■ Task: Lay out the lines below as a two-column CSV headed description and locations, with one row per figure. Put the figure's description in the first quoted field and the item positions that follow it in the second, turning line breaks into spaces and leaving out the picture.
*****
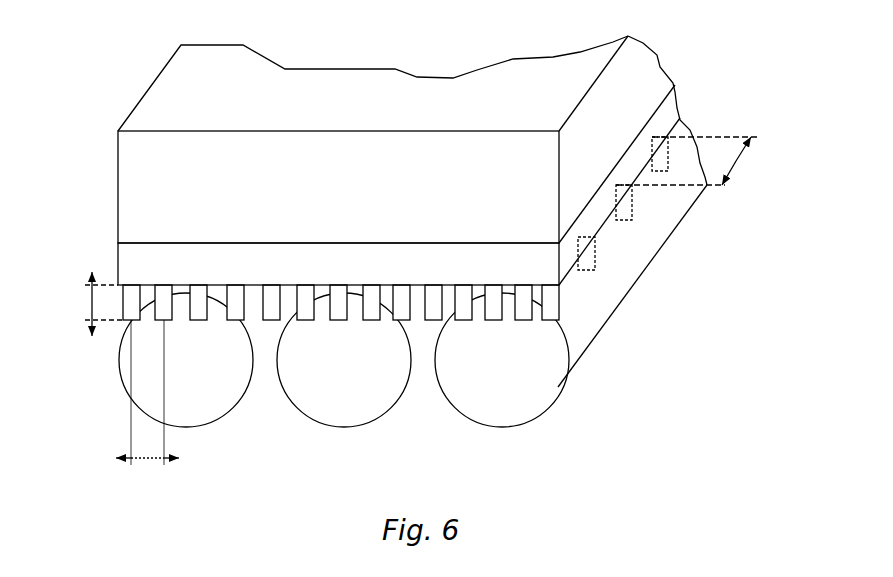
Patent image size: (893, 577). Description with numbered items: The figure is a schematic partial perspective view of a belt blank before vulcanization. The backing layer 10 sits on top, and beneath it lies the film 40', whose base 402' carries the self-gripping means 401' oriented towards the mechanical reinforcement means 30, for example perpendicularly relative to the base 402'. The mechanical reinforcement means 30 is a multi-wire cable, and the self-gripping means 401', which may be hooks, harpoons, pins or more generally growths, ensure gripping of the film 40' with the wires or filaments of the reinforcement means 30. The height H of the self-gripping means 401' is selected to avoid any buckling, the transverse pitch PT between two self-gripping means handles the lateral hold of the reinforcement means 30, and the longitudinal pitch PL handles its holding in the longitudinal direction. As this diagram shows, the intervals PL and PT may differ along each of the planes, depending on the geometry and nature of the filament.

The backing layer 10 is at (155, 162).
The mechanical reinforcement means 30 is at (493, 385).
The film 40' is at (362, 201).
The self-gripping means 401' is at (653, 210).
The base 402' is at (301, 266).
The height of the self-gripping means H is at (97, 304).
The transverse pitch PT is at (147, 403).
The longitudinal pitch PL is at (688, 161).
*****
■ Completed task:
description,locations
"Patent image size: (893, 577). Description with numbered items: The figure is a schematic partial perspective view of a belt blank before vulcanization. The backing layer 10 sits on top, and beneath it lies the film 40', whose base 402' carries the self-gripping means 401' oriented towards the mechanical reinforcement means 30, for example perpendicularly relative to the base 402'. The mechanical reinforcement means 30 is a multi-wire cable, and the self-gripping means 401', which may be hooks, harpoons, pins or more generally growths, ensure gripping of the film 40' with the wires or filaments of the reinforcement means 30. The height H of the self-gripping means 401' is selected to avoid any buckling, the transverse pitch PT between two self-gripping means handles the lateral hold of the reinforcement means 30, and the longitudinal pitch PL handles its holding in the longitudinal direction. As this diagram shows, the intervals PL and PT may differ along each of the planes, depending on the geometry and nature of the filament.","The backing layer 10 is at (155, 162). The mechanical reinforcement means 30 is at (493, 385). The film 40' is at (362, 201). The self-gripping means 401' is at (653, 210). The base 402' is at (301, 266). The height of the self-gripping means H is at (97, 304). The transverse pitch PT is at (147, 403). The longitudinal pitch PL is at (688, 161)."